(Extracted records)
§

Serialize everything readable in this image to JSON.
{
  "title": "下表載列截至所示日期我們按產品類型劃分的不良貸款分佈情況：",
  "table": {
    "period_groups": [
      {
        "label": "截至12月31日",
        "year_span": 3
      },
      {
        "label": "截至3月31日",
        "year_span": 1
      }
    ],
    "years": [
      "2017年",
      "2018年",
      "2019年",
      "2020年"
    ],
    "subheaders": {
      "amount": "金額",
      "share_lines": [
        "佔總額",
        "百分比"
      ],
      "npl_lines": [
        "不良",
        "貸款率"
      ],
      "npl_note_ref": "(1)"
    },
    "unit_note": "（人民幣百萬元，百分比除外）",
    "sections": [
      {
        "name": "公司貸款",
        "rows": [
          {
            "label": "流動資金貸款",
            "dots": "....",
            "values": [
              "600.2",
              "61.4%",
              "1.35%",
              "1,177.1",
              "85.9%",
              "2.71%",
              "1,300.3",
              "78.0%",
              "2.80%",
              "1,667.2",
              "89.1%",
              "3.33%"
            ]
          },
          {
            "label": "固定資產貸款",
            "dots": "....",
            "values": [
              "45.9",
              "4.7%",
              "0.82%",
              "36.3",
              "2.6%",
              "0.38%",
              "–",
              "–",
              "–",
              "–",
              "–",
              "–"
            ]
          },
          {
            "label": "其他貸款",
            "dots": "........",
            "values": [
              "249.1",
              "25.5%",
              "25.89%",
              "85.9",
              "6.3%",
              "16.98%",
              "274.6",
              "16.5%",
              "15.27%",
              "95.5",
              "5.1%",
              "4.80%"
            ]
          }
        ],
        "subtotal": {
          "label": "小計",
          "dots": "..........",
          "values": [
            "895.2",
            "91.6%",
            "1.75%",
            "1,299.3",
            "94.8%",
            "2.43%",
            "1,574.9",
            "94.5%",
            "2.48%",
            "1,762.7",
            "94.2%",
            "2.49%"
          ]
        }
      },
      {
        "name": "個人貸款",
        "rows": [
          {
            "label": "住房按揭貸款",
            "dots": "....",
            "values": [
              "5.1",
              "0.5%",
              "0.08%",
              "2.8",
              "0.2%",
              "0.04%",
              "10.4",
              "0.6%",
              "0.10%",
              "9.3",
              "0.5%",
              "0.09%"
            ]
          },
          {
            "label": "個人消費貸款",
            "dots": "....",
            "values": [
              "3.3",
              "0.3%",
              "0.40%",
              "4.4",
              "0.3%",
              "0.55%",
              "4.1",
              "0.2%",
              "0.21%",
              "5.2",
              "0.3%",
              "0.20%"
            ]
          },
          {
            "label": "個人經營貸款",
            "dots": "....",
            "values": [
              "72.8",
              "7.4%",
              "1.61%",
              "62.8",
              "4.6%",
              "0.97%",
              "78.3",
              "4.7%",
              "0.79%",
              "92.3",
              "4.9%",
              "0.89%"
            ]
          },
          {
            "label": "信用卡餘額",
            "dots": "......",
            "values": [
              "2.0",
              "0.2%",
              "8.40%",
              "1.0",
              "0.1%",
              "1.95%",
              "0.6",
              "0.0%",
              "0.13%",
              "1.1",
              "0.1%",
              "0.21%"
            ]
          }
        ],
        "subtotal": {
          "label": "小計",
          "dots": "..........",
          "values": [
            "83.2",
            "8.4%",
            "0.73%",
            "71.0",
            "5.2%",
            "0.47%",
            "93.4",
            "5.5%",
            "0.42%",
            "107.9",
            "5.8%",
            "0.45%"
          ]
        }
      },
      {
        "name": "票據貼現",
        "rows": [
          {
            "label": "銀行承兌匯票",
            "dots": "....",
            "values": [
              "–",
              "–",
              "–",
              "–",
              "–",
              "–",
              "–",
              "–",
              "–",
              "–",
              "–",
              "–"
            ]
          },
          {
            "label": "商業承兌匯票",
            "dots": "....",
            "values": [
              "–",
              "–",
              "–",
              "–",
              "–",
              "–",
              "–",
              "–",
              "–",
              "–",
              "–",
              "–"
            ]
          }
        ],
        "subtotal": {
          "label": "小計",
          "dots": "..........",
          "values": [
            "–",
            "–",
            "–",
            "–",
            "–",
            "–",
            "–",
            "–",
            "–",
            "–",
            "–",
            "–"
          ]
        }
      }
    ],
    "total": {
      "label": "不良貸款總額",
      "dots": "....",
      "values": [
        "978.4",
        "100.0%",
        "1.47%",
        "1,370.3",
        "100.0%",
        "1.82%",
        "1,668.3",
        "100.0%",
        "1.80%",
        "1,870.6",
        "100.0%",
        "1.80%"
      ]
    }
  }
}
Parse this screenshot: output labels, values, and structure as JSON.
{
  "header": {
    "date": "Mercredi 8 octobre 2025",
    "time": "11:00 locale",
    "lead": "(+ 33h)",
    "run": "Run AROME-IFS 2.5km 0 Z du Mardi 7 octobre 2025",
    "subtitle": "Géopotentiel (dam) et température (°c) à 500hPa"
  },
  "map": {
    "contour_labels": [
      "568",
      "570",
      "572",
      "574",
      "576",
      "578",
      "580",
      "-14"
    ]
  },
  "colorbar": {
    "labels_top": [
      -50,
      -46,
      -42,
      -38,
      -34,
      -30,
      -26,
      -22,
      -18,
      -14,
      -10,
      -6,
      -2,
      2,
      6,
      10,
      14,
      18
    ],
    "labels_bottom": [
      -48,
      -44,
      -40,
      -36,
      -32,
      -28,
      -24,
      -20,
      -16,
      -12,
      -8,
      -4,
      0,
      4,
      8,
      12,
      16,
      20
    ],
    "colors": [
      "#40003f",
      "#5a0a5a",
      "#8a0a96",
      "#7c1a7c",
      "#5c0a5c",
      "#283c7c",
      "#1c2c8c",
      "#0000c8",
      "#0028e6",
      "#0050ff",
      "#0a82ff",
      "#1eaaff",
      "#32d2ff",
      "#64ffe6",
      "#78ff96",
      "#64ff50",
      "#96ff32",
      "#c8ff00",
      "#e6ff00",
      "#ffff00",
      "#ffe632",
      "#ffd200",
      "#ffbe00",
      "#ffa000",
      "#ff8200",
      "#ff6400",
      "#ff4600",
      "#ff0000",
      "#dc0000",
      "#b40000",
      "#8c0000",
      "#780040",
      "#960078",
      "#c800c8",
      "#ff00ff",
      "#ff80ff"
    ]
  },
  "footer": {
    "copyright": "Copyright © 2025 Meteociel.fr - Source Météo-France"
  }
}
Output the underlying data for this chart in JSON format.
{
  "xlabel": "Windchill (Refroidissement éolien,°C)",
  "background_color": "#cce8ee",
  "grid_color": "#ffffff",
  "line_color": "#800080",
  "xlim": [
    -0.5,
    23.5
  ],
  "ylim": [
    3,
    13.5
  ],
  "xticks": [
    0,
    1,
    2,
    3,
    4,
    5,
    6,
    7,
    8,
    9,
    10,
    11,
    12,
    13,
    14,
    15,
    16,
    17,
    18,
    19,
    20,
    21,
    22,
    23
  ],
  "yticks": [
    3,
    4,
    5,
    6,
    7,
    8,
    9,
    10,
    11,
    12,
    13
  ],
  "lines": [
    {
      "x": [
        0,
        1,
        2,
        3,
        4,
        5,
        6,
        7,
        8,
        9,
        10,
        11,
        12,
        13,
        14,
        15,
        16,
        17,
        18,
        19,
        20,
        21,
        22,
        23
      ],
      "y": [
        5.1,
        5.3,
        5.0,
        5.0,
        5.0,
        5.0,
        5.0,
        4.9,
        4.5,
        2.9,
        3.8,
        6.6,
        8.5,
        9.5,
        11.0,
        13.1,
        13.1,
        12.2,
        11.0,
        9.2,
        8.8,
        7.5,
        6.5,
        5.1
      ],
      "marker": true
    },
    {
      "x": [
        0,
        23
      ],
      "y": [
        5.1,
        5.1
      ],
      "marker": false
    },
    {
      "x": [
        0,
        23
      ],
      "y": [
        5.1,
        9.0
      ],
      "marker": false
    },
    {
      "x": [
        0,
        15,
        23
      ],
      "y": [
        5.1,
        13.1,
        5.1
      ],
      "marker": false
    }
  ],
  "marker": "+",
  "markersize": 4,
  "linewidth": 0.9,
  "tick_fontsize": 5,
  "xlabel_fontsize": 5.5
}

§

> Description of the task
Write out again, unchanged, every line from the line containing "Output the underlying" to the final line of the material above.

> Complete output
Output the underlying data for this chart in JSON format.
{
  "xlabel": "Windchill (Refroidissement éolien,°C)",
  "background_color": "#cce8ee",
  "grid_color": "#ffffff",
  "line_color": "#800080",
  "xlim": [
    -0.5,
    23.5
  ],
  "ylim": [
    3,
    13.5
  ],
  "xticks": [
    0,
    1,
    2,
    3,
    4,
    5,
    6,
    7,
    8,
    9,
    10,
    11,
    12,
    13,
    14,
    15,
    16,
    17,
    18,
    19,
    20,
    21,
    22,
    23
  ],
  "yticks": [
    3,
    4,
    5,
    6,
    7,
    8,
    9,
    10,
    11,
    12,
    13
  ],
  "lines": [
    {
      "x": [
        0,
        1,
        2,
        3,
        4,
        5,
        6,
        7,
        8,
        9,
        10,
        11,
        12,
        13,
        14,
        15,
        16,
        17,
        18,
        19,
        20,
        21,
        22,
        23
      ],
      "y": [
        5.1,
        5.3,
        5.0,
        5.0,
        5.0,
        5.0,
        5.0,
        4.9,
        4.5,
        2.9,
        3.8,
        6.6,
        8.5,
        9.5,
        11.0,
        13.1,
        13.1,
        12.2,
        11.0,
        9.2,
        8.8,
        7.5,
        6.5,
        5.1
      ],
      "marker": true
    },
    {
      "x": [
        0,
        23
      ],
      "y": [
        5.1,
        5.1
      ],
      "marker": false
    },
    {
      "x": [
        0,
        23
      ],
      "y": [
        5.1,
        9.0
      ],
      "marker": false
    },
    {
      "x": [
        0,
        15,
        23
      ],
      "y": [
        5.1,
        13.1,
        5.1
      ],
      "marker": false
    }
  ],
  "marker": "+",
  "markersize": 4,
  "linewidth": 0.9,
  "tick_fontsize": 5,
  "xlabel_fontsize": 5.5
}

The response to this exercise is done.